Rows from a dataset
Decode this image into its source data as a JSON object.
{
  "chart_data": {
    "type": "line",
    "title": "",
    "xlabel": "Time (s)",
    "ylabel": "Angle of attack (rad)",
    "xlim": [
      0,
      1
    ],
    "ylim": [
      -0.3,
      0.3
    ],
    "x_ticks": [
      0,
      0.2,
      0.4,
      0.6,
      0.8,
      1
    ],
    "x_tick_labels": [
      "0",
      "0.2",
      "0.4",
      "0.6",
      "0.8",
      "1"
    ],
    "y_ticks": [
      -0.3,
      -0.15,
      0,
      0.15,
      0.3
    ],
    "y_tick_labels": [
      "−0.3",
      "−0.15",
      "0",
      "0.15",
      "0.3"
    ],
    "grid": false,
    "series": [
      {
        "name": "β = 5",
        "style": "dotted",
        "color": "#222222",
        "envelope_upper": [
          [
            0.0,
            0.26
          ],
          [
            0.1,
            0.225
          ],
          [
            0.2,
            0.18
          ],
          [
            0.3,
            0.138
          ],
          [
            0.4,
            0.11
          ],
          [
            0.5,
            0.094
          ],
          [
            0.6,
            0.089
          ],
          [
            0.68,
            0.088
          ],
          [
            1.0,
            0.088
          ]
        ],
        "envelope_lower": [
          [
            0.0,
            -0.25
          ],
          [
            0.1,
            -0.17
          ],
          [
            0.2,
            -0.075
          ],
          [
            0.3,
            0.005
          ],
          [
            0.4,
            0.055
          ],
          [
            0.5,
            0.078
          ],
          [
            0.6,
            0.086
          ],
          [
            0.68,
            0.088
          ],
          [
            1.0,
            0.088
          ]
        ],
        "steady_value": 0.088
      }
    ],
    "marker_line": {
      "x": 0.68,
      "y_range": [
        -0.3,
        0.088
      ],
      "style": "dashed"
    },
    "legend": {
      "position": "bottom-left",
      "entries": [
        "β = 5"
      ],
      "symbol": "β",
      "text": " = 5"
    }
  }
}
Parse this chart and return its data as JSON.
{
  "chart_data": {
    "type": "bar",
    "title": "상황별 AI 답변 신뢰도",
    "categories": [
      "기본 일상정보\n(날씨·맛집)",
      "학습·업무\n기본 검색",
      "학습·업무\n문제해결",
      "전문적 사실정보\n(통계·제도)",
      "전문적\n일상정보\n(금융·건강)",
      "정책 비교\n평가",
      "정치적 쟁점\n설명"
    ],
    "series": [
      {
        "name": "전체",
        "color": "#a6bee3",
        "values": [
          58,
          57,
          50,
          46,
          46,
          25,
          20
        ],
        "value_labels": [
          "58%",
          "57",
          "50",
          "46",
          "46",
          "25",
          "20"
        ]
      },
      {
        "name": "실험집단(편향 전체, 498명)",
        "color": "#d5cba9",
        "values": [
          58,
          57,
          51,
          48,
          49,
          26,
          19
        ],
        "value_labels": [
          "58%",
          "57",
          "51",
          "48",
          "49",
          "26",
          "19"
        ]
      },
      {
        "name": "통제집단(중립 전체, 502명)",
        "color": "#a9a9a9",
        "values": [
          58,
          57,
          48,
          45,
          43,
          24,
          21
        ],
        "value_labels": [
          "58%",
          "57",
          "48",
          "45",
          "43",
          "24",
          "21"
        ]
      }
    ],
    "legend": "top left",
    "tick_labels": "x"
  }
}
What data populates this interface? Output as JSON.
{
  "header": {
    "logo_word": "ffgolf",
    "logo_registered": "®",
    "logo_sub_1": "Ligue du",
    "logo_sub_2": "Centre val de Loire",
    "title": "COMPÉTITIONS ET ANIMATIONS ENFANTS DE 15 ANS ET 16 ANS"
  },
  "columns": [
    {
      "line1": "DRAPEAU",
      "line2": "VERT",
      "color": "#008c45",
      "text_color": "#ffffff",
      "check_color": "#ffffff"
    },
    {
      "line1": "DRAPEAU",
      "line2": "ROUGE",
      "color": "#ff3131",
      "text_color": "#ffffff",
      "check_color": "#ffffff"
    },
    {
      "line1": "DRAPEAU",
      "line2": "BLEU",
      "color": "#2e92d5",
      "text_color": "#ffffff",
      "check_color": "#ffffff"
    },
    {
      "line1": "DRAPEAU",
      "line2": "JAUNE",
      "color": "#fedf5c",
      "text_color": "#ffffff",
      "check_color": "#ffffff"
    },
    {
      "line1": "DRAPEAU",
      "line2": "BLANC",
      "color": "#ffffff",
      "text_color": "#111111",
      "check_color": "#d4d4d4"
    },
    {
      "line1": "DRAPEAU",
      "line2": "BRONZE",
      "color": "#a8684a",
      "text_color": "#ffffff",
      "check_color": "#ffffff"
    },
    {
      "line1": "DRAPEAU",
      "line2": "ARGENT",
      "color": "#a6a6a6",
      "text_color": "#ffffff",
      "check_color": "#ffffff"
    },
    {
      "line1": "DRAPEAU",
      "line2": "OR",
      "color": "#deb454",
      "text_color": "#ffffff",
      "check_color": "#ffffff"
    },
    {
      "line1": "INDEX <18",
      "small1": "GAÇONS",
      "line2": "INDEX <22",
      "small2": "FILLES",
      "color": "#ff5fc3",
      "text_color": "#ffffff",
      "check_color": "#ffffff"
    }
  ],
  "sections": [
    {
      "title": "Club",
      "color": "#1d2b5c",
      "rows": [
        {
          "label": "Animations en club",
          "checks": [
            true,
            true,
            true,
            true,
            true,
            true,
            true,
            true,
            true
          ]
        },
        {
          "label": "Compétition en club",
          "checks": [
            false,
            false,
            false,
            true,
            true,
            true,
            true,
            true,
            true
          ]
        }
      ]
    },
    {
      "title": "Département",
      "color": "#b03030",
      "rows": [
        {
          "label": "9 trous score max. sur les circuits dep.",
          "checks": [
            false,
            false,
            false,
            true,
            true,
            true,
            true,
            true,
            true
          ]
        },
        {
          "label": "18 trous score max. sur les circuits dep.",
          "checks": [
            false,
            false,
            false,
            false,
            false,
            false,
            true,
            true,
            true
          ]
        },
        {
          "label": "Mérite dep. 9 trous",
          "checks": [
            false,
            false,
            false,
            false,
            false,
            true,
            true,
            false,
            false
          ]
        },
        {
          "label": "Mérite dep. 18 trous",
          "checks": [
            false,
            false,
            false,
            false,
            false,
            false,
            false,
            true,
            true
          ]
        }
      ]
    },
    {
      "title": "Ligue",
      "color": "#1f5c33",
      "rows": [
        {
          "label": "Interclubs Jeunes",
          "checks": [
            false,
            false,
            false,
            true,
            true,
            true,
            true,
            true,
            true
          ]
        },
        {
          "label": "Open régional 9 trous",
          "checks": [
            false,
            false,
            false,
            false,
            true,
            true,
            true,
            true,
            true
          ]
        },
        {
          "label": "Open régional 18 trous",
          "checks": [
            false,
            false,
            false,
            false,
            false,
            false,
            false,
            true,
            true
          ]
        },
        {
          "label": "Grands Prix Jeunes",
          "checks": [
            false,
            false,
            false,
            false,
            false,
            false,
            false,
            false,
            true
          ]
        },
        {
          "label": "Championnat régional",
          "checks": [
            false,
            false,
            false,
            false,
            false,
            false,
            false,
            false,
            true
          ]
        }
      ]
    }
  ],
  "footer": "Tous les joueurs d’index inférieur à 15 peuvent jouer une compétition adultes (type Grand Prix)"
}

- _TASK_
Nothing should be left out: repeat all of the data exactly.

- _COMPLETE OUTPUT_
Decode this image into its source data as a JSON object.
{
  "chart_data": {
    "type": "line",
    "title": "",
    "xlabel": "Time (s)",
    "ylabel": "Angle of attack (rad)",
    "xlim": [
      0,
      1
    ],
    "ylim": [
      -0.3,
      0.3
    ],
    "x_ticks": [
      0,
      0.2,
      0.4,
      0.6,
      0.8,
      1
    ],
    "x_tick_labels": [
      "0",
      "0.2",
      "0.4",
      "0.6",
      "0.8",
      "1"
    ],
    "y_ticks": [
      -0.3,
      -0.15,
      0,
      0.15,
      0.3
    ],
    "y_tick_labels": [
      "−0.3",
      "−0.15",
      "0",
      "0.15",
      "0.3"
    ],
    "grid": false,
    "series": [
      {
        "name": "β = 5",
        "style": "dotted",
        "color": "#222222",
        "envelope_upper": [
          [
            0.0,
            0.26
          ],
          [
            0.1,
            0.225
          ],
          [
            0.2,
            0.18
          ],
          [
            0.3,
            0.138
          ],
          [
            0.4,
            0.11
          ],
          [
            0.5,
            0.094
          ],
          [
            0.6,
            0.089
          ],
          [
            0.68,
            0.088
          ],
          [
            1.0,
            0.088
          ]
        ],
        "envelope_lower": [
          [
            0.0,
            -0.25
          ],
          [
            0.1,
            -0.17
          ],
          [
            0.2,
            -0.075
          ],
          [
            0.3,
            0.005
          ],
          [
            0.4,
            0.055
          ],
          [
            0.5,
            0.078
          ],
          [
            0.6,
            0.086
          ],
          [
            0.68,
            0.088
          ],
          [
            1.0,
            0.088
          ]
        ],
        "steady_value": 0.088
      }
    ],
    "marker_line": {
      "x": 0.68,
      "y_range": [
        -0.3,
        0.088
      ],
      "style": "dashed"
    },
    "legend": {
      "position": "bottom-left",
      "entries": [
        "β = 5"
      ],
      "symbol": "β",
      "text": " = 5"
    }
  }
}
Parse this chart and return its data as JSON.
{
  "chart_data": {
    "type": "bar",
    "title": "상황별 AI 답변 신뢰도",
    "categories": [
      "기본 일상정보\n(날씨·맛집)",
      "학습·업무\n기본 검색",
      "학습·업무\n문제해결",
      "전문적 사실정보\n(통계·제도)",
      "전문적\n일상정보\n(금융·건강)",
      "정책 비교\n평가",
      "정치적 쟁점\n설명"
    ],
    "series": [
      {
        "name": "전체",
        "color": "#a6bee3",
        "values": [
          58,
          57,
          50,
          46,
          46,
          25,
          20
        ],
        "value_labels": [
          "58%",
          "57",
          "50",
          "46",
          "46",
          "25",
          "20"
        ]
      },
      {
        "name": "실험집단(편향 전체, 498명)",
        "color": "#d5cba9",
        "values": [
          58,
          57,
          51,
          48,
          49,
          26,
          19
        ],
        "value_labels": [
          "58%",
          "57",
          "51",
          "48",
          "49",
          "26",
          "19"
        ]
      },
      {
        "name": "통제집단(중립 전체, 502명)",
        "color": "#a9a9a9",
        "values": [
          58,
          57,
          48,
          45,
          43,
          24,
          21
        ],
        "value_labels": [
          "58%",
          "57",
          "48",
          "45",
          "43",
          "24",
          "21"
        ]
      }
    ],
    "legend": "top left",
    "tick_labels": "x"
  }
}
What data populates this interface? Output as JSON.
{
  "header": {
    "logo_word": "ffgolf",
    "logo_registered": "®",
    "logo_sub_1": "Ligue du",
    "logo_sub_2": "Centre val de Loire",
    "title": "COMPÉTITIONS ET ANIMATIONS ENFANTS DE 15 ANS ET 16 ANS"
  },
  "columns": [
    {
      "line1": "DRAPEAU",
      "line2": "VERT",
      "color": "#008c45",
      "text_color": "#ffffff",
      "check_color": "#ffffff"
    },
    {
      "line1": "DRAPEAU",
      "line2": "ROUGE",
      "color": "#ff3131",
      "text_color": "#ffffff",
      "check_color": "#ffffff"
    },
    {
      "line1": "DRAPEAU",
      "line2": "BLEU",
      "color": "#2e92d5",
      "text_color": "#ffffff",
      "check_color": "#ffffff"
    },
    {
      "line1": "DRAPEAU",
      "line2": "JAUNE",
      "color": "#fedf5c",
      "text_color": "#ffffff",
      "check_color": "#ffffff"
    },
    {
      "line1": "DRAPEAU",
      "line2": "BLANC",
      "color": "#ffffff",
      "text_color": "#111111",
      "check_color": "#d4d4d4"
    },
    {
      "line1": "DRAPEAU",
      "line2": "BRONZE",
      "color": "#a8684a",
      "text_color": "#ffffff",
      "check_color": "#ffffff"
    },
    {
      "line1": "DRAPEAU",
      "line2": "ARGENT",
      "color": "#a6a6a6",
      "text_color": "#ffffff",
      "check_color": "#ffffff"
    },
    {
      "line1": "DRAPEAU",
      "line2": "OR",
      "color": "#deb454",
      "text_color": "#ffffff",
      "check_color": "#ffffff"
    },
    {
      "line1": "INDEX <18",
      "small1": "GAÇONS",
      "line2": "INDEX <22",
      "small2": "FILLES",
      "color": "#ff5fc3",
      "text_color": "#ffffff",
      "check_color": "#ffffff"
    }
  ],
  "sections": [
    {
      "title": "Club",
      "color": "#1d2b5c",
      "rows": [
        {
          "label": "Animations en club",
          "checks": [
            true,
            true,
            true,
            true,
            true,
            true,
            true,
            true,
            true
          ]
        },
        {
          "label": "Compétition en club",
          "checks": [
            false,
            false,
            false,
            true,
            true,
            true,
            true,
            true,
            true
          ]
        }
      ]
    },
    {
      "title": "Département",
      "color": "#b03030",
      "rows": [
        {
          "label": "9 trous score max. sur les circuits dep.",
          "checks": [
            false,
            false,
            false,
            true,
            true,
            true,
            true,
            true,
            true
          ]
        },
        {
          "label": "18 trous score max. sur les circuits dep.",
          "checks": [
            false,
            false,
            false,
            false,
            false,
            false,
            true,
            true,
            true
          ]
        },
        {
          "label": "Mérite dep. 9 trous",
          "checks": [
            false,
            false,
            false,
            false,
            false,
            true,
            true,
            false,
            false
          ]
        },
        {
          "label": "Mérite dep. 18 trous",
          "checks": [
            false,
            false,
            false,
            false,
            false,
            false,
            false,
            true,
            true
          ]
        }
      ]
    },
    {
      "title": "Ligue",
      "color": "#1f5c33",
      "rows": [
        {
          "label": "Interclubs Jeunes",
          "checks": [
            false,
            false,
            false,
            true,
            true,
            true,
            true,
            true,
            true
          ]
        },
        {
          "label": "Open régional 9 trous",
          "checks": [
            false,
            false,
            false,
            false,
            true,
            true,
            true,
            true,
            true
          ]
        },
        {
          "label": "Open régional 18 trous",
          "checks": [
            false,
            false,
            false,
            false,
            false,
            false,
            false,
            true,
            true
          ]
        },
        {
          "label": "Grands Prix Jeunes",
          "checks": [
            false,
            false,
            false,
            false,
            false,
            false,
            false,
            false,
            true
          ]
        },
        {
          "label": "Championnat régional",
          "checks": [
            false,
            false,
            false,
            false,
            false,
            false,
            false,
            false,
            true
          ]
        }
      ]
    }
  ],
  "footer": "Tous les joueurs d’index inférieur à 15 peuvent jouer une compétition adultes (type Grand Prix)"
}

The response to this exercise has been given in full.